SET EXERCISE:
Scan the data below and pick out the lines containing the word "подключают".

Extracted data entries:
>> Start

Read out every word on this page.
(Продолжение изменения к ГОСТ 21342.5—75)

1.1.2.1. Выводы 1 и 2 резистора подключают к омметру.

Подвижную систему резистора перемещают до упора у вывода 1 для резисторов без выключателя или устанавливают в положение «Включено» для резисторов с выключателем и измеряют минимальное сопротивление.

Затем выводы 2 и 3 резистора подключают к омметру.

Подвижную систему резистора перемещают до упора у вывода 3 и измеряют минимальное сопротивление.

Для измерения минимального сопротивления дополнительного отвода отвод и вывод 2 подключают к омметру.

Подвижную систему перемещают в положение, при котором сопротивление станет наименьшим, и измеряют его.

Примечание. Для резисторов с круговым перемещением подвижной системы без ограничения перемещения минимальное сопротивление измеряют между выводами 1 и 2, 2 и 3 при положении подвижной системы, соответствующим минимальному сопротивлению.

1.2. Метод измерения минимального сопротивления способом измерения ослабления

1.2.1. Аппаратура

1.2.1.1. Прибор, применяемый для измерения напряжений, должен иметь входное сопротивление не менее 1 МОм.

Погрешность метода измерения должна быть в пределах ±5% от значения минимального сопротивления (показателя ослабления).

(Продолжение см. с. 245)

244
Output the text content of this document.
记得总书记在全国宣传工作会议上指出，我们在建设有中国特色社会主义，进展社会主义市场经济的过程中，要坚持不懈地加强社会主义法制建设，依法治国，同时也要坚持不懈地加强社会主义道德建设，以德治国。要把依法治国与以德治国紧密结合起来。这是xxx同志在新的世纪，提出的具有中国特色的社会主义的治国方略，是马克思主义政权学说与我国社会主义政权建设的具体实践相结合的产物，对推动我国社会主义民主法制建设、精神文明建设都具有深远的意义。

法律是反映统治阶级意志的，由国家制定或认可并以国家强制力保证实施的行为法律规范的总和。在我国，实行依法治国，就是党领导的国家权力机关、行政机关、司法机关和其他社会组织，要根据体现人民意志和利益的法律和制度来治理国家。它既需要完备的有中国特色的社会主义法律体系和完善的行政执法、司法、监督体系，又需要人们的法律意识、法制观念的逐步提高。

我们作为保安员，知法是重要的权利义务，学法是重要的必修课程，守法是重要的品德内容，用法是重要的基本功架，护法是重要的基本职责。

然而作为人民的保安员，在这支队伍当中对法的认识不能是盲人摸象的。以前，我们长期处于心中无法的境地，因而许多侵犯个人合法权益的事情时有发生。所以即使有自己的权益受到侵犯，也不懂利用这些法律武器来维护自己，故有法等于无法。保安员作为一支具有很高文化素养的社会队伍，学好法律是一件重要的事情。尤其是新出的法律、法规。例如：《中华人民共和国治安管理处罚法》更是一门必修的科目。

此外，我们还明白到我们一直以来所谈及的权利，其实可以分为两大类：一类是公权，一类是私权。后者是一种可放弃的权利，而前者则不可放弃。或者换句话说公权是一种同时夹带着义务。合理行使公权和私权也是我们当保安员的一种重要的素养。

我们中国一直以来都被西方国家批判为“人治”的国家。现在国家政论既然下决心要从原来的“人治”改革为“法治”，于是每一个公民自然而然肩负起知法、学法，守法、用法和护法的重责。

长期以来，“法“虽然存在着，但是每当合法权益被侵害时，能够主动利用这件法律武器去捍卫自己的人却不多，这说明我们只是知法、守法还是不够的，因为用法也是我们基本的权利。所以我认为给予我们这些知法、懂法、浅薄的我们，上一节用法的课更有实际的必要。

>> End

SOLUTION BELOW:
1.1.2.1. Выводы 1 и 2 резистора подключают к омметру.
Затем выводы 2 и 3 резистора подключают к омметру.
Для измерения минимального сопротивления дополнительного отвода отвод и вывод 2 подключают к омметру.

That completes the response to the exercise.